▼
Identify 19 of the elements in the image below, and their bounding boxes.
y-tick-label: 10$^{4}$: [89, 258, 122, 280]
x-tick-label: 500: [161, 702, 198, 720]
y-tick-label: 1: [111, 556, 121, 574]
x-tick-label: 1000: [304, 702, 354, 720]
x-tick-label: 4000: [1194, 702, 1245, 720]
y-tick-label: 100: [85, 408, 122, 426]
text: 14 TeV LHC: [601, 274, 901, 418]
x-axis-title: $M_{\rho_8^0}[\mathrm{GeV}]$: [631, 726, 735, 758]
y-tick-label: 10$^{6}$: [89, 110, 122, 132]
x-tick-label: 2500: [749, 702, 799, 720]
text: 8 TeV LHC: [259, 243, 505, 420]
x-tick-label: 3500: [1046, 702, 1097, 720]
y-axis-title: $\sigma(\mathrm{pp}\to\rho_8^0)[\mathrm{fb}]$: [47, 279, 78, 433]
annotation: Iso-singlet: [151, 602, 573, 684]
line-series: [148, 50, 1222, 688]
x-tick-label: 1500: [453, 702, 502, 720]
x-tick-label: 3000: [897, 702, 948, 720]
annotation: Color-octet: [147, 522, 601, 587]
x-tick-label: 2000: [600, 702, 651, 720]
▲
Reproduce all of the data above word for word, keeping every line as it is.

Identify 19 of the elements in the image below, and their bounding boxes.
y-tick-label: 10$^{4}$: [89, 258, 122, 280]
x-tick-label: 500: [161, 702, 198, 720]
y-tick-label: 1: [111, 556, 121, 574]
x-tick-label: 1000: [304, 702, 354, 720]
x-tick-label: 4000: [1194, 702, 1245, 720]
y-tick-label: 100: [85, 408, 122, 426]
text: 14 TeV LHC: [601, 274, 901, 418]
x-axis-title: $M_{\rho_8^0}[\mathrm{GeV}]$: [631, 726, 735, 758]
y-tick-label: 10$^{6}$: [89, 110, 122, 132]
x-tick-label: 2500: [749, 702, 799, 720]
text: 8 TeV LHC: [259, 243, 505, 420]
x-tick-label: 3500: [1046, 702, 1097, 720]
y-axis-title: $\sigma(\mathrm{pp}\to\rho_8^0)[\mathrm{fb}]$: [47, 279, 78, 433]
annotation: Iso-singlet: [151, 602, 573, 684]
line-series: [148, 50, 1222, 688]
x-tick-label: 1500: [453, 702, 502, 720]
x-tick-label: 3000: [897, 702, 948, 720]
annotation: Color-octet: [147, 522, 601, 587]
x-tick-label: 2000: [600, 702, 651, 720]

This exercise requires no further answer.